[Records from a dataset]

--- START ---

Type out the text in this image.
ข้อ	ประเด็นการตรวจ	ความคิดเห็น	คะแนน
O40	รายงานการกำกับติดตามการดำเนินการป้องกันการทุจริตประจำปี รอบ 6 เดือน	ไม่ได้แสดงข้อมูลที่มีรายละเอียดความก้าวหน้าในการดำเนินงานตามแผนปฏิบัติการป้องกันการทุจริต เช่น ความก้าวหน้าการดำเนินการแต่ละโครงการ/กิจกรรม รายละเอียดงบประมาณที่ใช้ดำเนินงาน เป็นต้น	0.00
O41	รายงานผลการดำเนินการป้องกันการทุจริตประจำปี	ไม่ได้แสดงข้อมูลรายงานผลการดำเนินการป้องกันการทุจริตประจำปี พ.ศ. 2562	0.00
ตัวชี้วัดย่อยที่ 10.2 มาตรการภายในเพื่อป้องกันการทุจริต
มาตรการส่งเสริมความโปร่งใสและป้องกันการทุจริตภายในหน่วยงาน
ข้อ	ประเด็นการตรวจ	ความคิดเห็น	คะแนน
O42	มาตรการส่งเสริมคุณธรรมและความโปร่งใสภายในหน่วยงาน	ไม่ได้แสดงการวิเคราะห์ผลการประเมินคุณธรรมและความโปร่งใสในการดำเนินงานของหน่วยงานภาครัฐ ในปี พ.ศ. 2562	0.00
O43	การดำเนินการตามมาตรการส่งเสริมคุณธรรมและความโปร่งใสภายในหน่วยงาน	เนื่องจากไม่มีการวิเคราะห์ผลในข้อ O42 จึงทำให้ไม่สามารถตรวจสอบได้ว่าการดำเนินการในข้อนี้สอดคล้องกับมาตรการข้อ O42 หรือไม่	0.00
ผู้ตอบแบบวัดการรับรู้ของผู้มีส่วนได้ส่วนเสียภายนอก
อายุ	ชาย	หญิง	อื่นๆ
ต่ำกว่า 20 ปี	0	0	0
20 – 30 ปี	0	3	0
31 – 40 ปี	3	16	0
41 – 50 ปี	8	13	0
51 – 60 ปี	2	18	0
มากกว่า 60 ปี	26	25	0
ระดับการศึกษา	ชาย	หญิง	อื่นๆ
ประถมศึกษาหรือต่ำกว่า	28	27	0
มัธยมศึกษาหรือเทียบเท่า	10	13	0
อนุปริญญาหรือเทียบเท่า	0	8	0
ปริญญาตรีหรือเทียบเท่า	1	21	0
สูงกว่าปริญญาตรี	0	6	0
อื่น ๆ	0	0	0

--- END ---

*SHORT EXERCISE*:
Your task is to reproduce the whole listing exactly.

*RESPONSE TO THIS TASK*:
Type out the text in this image.
ข้อ	ประเด็นการตรวจ	ความคิดเห็น	คะแนน
O40	รายงานการกำกับติดตามการดำเนินการป้องกันการทุจริตประจำปี รอบ 6 เดือน	ไม่ได้แสดงข้อมูลที่มีรายละเอียดความก้าวหน้าในการดำเนินงานตามแผนปฏิบัติการป้องกันการทุจริต เช่น ความก้าวหน้าการดำเนินการแต่ละโครงการ/กิจกรรม รายละเอียดงบประมาณที่ใช้ดำเนินงาน เป็นต้น	0.00
O41	รายงานผลการดำเนินการป้องกันการทุจริตประจำปี	ไม่ได้แสดงข้อมูลรายงานผลการดำเนินการป้องกันการทุจริตประจำปี พ.ศ. 2562	0.00
ตัวชี้วัดย่อยที่ 10.2 มาตรการภายในเพื่อป้องกันการทุจริต
มาตรการส่งเสริมความโปร่งใสและป้องกันการทุจริตภายในหน่วยงาน
ข้อ	ประเด็นการตรวจ	ความคิดเห็น	คะแนน
O42	มาตรการส่งเสริมคุณธรรมและความโปร่งใสภายในหน่วยงาน	ไม่ได้แสดงการวิเคราะห์ผลการประเมินคุณธรรมและความโปร่งใสในการดำเนินงานของหน่วยงานภาครัฐ ในปี พ.ศ. 2562	0.00
O43	การดำเนินการตามมาตรการส่งเสริมคุณธรรมและความโปร่งใสภายในหน่วยงาน	เนื่องจากไม่มีการวิเคราะห์ผลในข้อ O42 จึงทำให้ไม่สามารถตรวจสอบได้ว่าการดำเนินการในข้อนี้สอดคล้องกับมาตรการข้อ O42 หรือไม่	0.00
ผู้ตอบแบบวัดการรับรู้ของผู้มีส่วนได้ส่วนเสียภายนอก
อายุ	ชาย	หญิง	อื่นๆ
ต่ำกว่า 20 ปี	0	0	0
20 – 30 ปี	0	3	0
31 – 40 ปี	3	16	0
41 – 50 ปี	8	13	0
51 – 60 ปี	2	18	0
มากกว่า 60 ปี	26	25	0
ระดับการศึกษา	ชาย	หญิง	อื่นๆ
ประถมศึกษาหรือต่ำกว่า	28	27	0
มัธยมศึกษาหรือเทียบเท่า	10	13	0
อนุปริญญาหรือเทียบเท่า	0	8	0
ปริญญาตรีหรือเทียบเท่า	1	21	0
สูงกว่าปริญญาตรี	0	6	0
อื่น ๆ	0	0	0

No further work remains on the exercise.